- _WHAT THIS TASK INVOLVES_
Copy the passage of the Essequibo River boat trip account from "Passengers on the" to "were soon underway.", swapping "cardboard box" for "wooden crate".

That gave me a few moments to compose myself and prepare for this next leg of the trip. Leslie leaned over and informed me that getting onto this boat was the scariest thing she had done in quite some time. I reassured her even though I had just completed my run-in with that terror.
The captain jumped down into the boat and addressed all of the passengers. There were six benches, each one seating five people for a total of 30 passengers. He asked that each of us put on the life preserver that was near each seat. Of course, Leslie and I gladly complied. After that, he told everyone the fare from Parika to Bartica was $2,500GD, about $12.50 U.S. He began collecting money from everyone and providing change as necessary. It struck me as a little odd that he did not receive the funds before everyone crawled to their seat. Instead, money was passed, person-to-person, until it reached the captain. Regardless, the finances being taken care of, he went back onto the bow, climbed onto the roof, and went to the stern of the some 30-foot boat. The captain started the motors, an assistant untied the bow, and we were underway.

The O-BAMA boat captain providing our safety briefing before departing from the Parika pier.
Passengers on the Parika pier waiting for another boat.

Parika is only four or five miles up the Essequibo River from the Atlantic Ocean. That means it is susceptible to the tides. As we left the pier, the tide was beginning to go out. I don’t know if the flow was the culprit, but the water was very rough. The captain tried several times to get the boat planing to no avail. He stopped the boat in the middle of the river. We could hear footsteps on the roof. Suddenly the captain appeared in the front of the boat again. He grabbed a large cardboard box from the front that one of the passengers had brought along. One could tell it was heavy as the captain tried to heft it up onto the roof. He finally got it on the roof, walked to the stern again, I assume with the box, and we were soon underway.
As the boat gathered speed, it did start to plane; however, that was while we were actually in contact with the water. The bottom of the craft would slap a wave hard, sending us into the air. Gravity quickly pulled us back down and hit the boat into the next wave. None of the jarring seemed to give the captain any pause. I do not believe he slowed down for anything. The ride was so intense I found myself wishing I had brought along my mouthpiece. It may have been a mini-training vessel for space exploration as I felt weightless several times.
The farther up the river we went, the calmer the water, until it finally felt like boat rides I have had in the past. The cover to the front opening remained in the up position, so the wind was whipping through the boat. Leslie and I had to both talk fairly loudly directly into the other’s ear to be heard above the wind and the din of the motors. Regardless, we both remarked how lucky we are to be on a boat on the Essequibo River heading into the jungles of Guyana, South America.
The river is vast, some 12 plus miles at its mouth. The Essequibo River is the largest river in Guyana. For the majority of our journey, the captain kept our boat fairly close to the east bank of the river. Zipping along, we saw home after home, each one with one or more boats tied up at the water’s edge. Some of the houses looked quite nice and comfortable. Some other homes looked like they were only the most rudimentary shelters. I saw several structures; I am not sure if they were homes, that had thatched roofs.

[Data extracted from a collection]
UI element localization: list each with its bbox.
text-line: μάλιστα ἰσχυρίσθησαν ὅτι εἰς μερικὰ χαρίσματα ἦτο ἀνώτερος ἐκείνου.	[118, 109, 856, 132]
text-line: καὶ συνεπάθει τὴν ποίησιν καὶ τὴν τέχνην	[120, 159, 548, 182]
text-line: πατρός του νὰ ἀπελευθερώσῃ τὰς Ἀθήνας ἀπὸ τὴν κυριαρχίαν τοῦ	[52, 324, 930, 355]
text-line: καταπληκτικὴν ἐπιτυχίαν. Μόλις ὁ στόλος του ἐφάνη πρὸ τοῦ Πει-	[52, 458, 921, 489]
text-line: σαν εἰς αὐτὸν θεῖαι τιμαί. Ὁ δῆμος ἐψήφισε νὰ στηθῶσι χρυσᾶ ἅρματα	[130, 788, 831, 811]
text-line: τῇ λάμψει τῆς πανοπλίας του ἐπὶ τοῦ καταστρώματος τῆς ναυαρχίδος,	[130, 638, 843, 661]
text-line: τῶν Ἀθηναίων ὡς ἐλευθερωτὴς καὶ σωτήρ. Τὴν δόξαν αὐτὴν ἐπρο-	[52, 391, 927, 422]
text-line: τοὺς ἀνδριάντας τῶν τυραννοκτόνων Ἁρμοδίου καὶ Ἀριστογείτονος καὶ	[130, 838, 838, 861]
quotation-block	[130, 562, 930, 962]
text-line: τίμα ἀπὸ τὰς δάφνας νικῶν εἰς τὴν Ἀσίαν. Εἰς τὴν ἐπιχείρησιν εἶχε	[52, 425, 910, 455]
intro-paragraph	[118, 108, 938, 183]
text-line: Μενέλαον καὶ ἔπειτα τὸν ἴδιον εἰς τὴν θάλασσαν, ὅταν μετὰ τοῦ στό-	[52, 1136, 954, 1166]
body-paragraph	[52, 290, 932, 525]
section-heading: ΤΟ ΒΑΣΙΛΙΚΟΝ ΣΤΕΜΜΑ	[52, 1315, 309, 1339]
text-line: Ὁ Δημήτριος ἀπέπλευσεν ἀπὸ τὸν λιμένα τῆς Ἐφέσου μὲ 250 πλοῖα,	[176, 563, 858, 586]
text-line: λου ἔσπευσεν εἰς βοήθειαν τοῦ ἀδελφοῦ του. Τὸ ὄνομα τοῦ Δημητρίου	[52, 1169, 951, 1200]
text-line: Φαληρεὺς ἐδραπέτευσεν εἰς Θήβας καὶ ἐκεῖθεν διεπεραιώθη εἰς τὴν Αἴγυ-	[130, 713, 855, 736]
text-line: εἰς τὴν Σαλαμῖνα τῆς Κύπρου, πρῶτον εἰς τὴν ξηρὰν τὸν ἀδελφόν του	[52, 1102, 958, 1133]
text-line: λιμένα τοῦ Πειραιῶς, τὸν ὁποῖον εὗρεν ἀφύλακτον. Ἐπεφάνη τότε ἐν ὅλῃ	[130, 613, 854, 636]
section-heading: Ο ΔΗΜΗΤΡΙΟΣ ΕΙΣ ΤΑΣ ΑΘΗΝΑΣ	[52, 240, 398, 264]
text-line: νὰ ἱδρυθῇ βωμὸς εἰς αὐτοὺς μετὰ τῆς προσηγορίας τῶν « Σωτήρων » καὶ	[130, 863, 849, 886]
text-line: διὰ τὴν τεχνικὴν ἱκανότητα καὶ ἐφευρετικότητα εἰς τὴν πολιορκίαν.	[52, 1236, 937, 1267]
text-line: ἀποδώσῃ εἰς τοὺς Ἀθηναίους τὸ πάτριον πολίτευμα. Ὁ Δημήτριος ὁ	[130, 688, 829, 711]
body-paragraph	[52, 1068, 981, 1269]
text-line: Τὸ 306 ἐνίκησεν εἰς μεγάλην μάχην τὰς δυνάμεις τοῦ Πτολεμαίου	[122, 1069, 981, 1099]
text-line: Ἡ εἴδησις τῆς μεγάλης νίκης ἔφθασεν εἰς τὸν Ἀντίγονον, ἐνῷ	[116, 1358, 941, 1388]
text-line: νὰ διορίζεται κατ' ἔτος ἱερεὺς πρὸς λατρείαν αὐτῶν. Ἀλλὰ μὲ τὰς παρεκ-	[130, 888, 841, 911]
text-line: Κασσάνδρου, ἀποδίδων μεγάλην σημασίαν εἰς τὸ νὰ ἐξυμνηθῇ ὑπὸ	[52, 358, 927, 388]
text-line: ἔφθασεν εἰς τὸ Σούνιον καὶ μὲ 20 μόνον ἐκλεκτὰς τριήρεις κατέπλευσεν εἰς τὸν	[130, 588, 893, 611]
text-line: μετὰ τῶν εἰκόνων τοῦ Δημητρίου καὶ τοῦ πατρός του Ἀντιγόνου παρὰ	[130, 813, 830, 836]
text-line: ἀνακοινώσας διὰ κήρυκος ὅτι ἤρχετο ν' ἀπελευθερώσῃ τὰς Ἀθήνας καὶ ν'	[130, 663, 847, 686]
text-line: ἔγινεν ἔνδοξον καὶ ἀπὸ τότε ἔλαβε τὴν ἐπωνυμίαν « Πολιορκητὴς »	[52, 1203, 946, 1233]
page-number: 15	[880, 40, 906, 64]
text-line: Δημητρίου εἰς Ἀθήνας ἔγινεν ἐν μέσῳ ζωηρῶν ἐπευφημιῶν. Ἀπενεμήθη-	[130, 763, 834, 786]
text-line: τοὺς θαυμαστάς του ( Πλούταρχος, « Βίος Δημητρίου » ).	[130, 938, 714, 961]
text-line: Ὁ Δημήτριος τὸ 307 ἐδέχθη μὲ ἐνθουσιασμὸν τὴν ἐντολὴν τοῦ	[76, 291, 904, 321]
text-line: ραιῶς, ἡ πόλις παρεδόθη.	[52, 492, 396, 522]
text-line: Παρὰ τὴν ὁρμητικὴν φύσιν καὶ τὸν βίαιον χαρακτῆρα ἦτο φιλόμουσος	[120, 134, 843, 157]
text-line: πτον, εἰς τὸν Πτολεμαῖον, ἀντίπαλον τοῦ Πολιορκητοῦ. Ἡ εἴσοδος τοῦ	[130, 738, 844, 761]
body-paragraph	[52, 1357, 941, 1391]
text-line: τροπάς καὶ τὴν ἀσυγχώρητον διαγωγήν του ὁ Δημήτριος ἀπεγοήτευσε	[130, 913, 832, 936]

- _RESULT OF THIS TASK_
Passengers on the Parika pier waiting for another boat.

Parika is only four or five miles up the Essequibo River from the Atlantic Ocean. That means it is susceptible to the tides. As we left the pier, the tide was beginning to go out. I don’t know if the flow was the culprit, but the water was very rough. The captain tried several times to get the boat planing to no avail. He stopped the boat in the middle of the river. We could hear footsteps on the roof. Suddenly the captain appeared in the front of the boat again. He grabbed a large wooden crate from the front that one of the passengers had brought along. One could tell it was heavy as the captain tried to heft it up onto the roof. He finally got it on the roof, walked to the stern again, I assume with the box, and we were soon underway.